* **Travail à faire**
1/ Recopiez le texte sur Europalia et la Turquie, en commençant par « A notre question » et en allant jusqu'à « quetion éminemment sensible. ».
2/ Poursuivez le texte sur Europalia et la Turquie à partir de l'endroit où il s'arrête.

A notre question relative à la présence équilibrée des différentes communautés de Turquie, Europalia disait tenir compte de toutes les composantes du pays mis à l’honneur. Par conséquent, la dimension arménienne serait assurée à travers différents projets. Certains d’entre eux étaient déjà enregistrés et d’autres suivraient. Nous avons demandé la liste consolidées des événements.

Il s’agit également pour la Fédération Wallonie-Bruxelles de contribuer, dans les limites de ses moyens, au rapprochement entre la Turquie et l’Arménie sur cette quetion éminemment sensible.

C’est ce que j’ai rappelé à Monsieur l’Ambassadeur de Turquie auprès du Royaume de Belgique, Hakan Olcay, lors d’une rencontre à mon cabinet ce 4 mars dernier.

(Listings de position des éléments)
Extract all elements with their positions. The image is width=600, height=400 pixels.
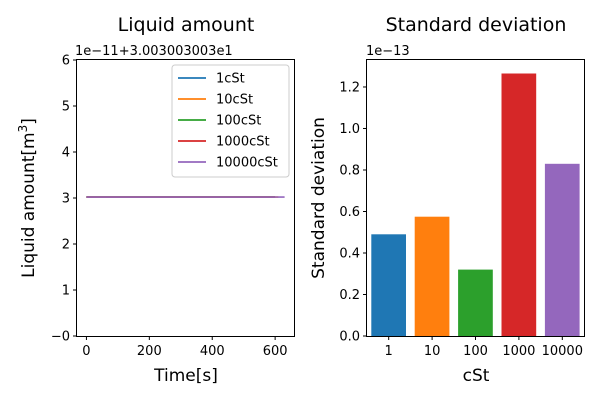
chart1-y-tick-label: 2 bbox=[62, 238, 70, 253]
chart1-y-axis-label: Liquid amount[m3] bbox=[16, 118, 39, 278]
chart1-y-tick-label: 4 bbox=[62, 146, 70, 161]
liquid-amount-chart: Liquid amount 1e−11+3.003003003e1 −0 1 2 3 4… bbox=[16, 14, 295, 386]
chart1-y-label-main: Liquid amount[m bbox=[19, 132, 39, 277]
chart1-y-tick-label: 1 bbox=[62, 284, 70, 299]
chart2-y-tick-label: 0.2 bbox=[339, 288, 360, 303]
chart1-legend-box bbox=[171, 64, 290, 178]
chart1-legend-label-3: 1000cSt bbox=[216, 135, 270, 150]
chart1-y-tick-label: 3 bbox=[62, 192, 70, 207]
chart2-bar-1000 bbox=[501, 73, 537, 336]
chart1-x-tick-label: 0 bbox=[82, 344, 90, 359]
chart2-x-tick-label: 10 bbox=[424, 344, 441, 359]
chart1-legend-label-4: 10000cSt bbox=[216, 156, 278, 171]
chart2-y-ticks: 0.0 0.2 0.4 0.6 0.8 1.0 1.2 bbox=[339, 80, 367, 345]
chart1-y-tick-label: 5 bbox=[62, 100, 70, 115]
chart1-y-ticks: −0 1 2 3 4 5 6 bbox=[51, 54, 77, 345]
chart1-y-tick-label: −0 bbox=[51, 330, 70, 345]
standard-deviation-chart: Standard deviation 1e−13 0.0 0.2 0.4 0.6 0.8… bbox=[309, 14, 585, 386]
chart2-y-tick-label: 1.2 bbox=[339, 80, 360, 95]
chart1-y-label-superscript: 3 bbox=[16, 125, 30, 133]
chart2-x-ticks: 1 10 100 1000 10000 bbox=[385, 336, 583, 359]
chart2-offset-label: 1e−13 bbox=[366, 44, 410, 59]
chart1-x-axis-label: Time[s] bbox=[153, 366, 218, 386]
chart2-bar-10 bbox=[414, 216, 450, 336]
chart2-title: Standard deviation bbox=[386, 14, 567, 36]
chart1-legend: 1cSt 10cSt 100cSt 1000cSt 10000cSt bbox=[171, 64, 290, 178]
chart2-frame bbox=[366, 59, 585, 337]
chart2-y-tick-label: 0.6 bbox=[339, 205, 360, 220]
chart2-bar-1 bbox=[371, 234, 406, 336]
chart2-bar-10000 bbox=[544, 163, 580, 336]
chart2-y-axis-label: Standard deviation bbox=[309, 117, 329, 279]
chart1-x-tick-label: 600 bbox=[263, 344, 288, 359]
chart1-frame bbox=[76, 59, 295, 337]
chart2-y-tick-label: 0.8 bbox=[339, 163, 360, 178]
chart2-bar-100 bbox=[458, 269, 493, 336]
chart2-x-tick-label: 10000 bbox=[542, 344, 583, 359]
chart2-x-tick-label: 100 bbox=[463, 344, 488, 359]
chart1-y-tick-label: 6 bbox=[62, 54, 70, 69]
chart1-y-label-end: ] bbox=[19, 118, 39, 125]
chart1-legend-label-0: 1cSt bbox=[216, 72, 245, 87]
chart2-x-tick-label: 1 bbox=[385, 344, 393, 359]
chart1-x-ticks: 0 200 400 600 bbox=[82, 336, 288, 359]
chart2-bars bbox=[371, 73, 580, 336]
chart2-x-axis-label: cSt bbox=[463, 366, 490, 386]
chart2-y-tick-label: 0.4 bbox=[339, 246, 360, 261]
chart1-legend-label-2: 100cSt bbox=[216, 114, 261, 129]
chart1-offset-label: 1e−11+3.003003003e1 bbox=[75, 44, 233, 59]
chart2-y-tick-label: 0.0 bbox=[339, 330, 360, 345]
chart1-legend-label-1: 10cSt bbox=[216, 93, 253, 108]
chart2-y-tick-label: 1.0 bbox=[339, 122, 360, 137]
chart1-x-tick-label: 200 bbox=[137, 344, 162, 359]
chart2-x-tick-label: 1000 bbox=[502, 344, 535, 359]
chart1-title: Liquid amount bbox=[118, 14, 255, 36]
chart1-x-tick-label: 400 bbox=[200, 344, 225, 359]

* **Résultats par tâche**
1/
A notre question relative à la présence équilibrée des différentes communautés de Turquie, Europalia disait tenir compte de toutes les composantes du pays mis à l’honneur. Par conséquent, la dimension arménienne serait assurée à travers différents projets. Certains d’entre eux étaient déjà enregistrés et d’autres suivraient. Nous avons demandé la liste consolidées des événements.

Il s’agit également pour la Fédération Wallonie-Bruxelles de contribuer, dans les limites de ses moyens, au rapprochement entre la Turquie et l’Arménie sur cette quetion éminemment sensible.

2/
Pour mémoire, nous contribuons aux célébrations du centenaire en soutenant trois événements :

- Le 16 mars, la fondation Auschwitz organise un Colloque sur la transmission mémorielle, - Le 31 mars, il s’agira du vernissage d’une expo photo du CCLJ au Ministère de la Communauté française, - Le 24 avril, dans le prolongement de cette expl, le MCF organise avec le CCLJ un Colloque à destination principalement des enseignants intéressés par la question.

Par ailleurs, WBi apporte une soutien à la mobilité pour promouvoir un documentaire à Nyons (Suisse) au festival « Vision du réel témoigant du dialogue des populations turque et arménienne au travers du chant.

 

M. André du Bus. – Je vous remercie pour vos réponses qui témoignent d’une volonté claire de donner une présence significative à la Fédération Wallonie-Bruxelles lors de l’anniversaire du génocide arménien, et de rendre visible la culture arménienne à Europalia.

Vous avez rappelé différentes initiatives qui traduisent une grande cohérence entre les intentions et les actes. J’encourage le gouvernement que vous présidez à poursuivre cette action avec détermination. Je souligne votre démarche envers l’ambassadeur de Turquie, car l’ambassade suit ces sujets de très près.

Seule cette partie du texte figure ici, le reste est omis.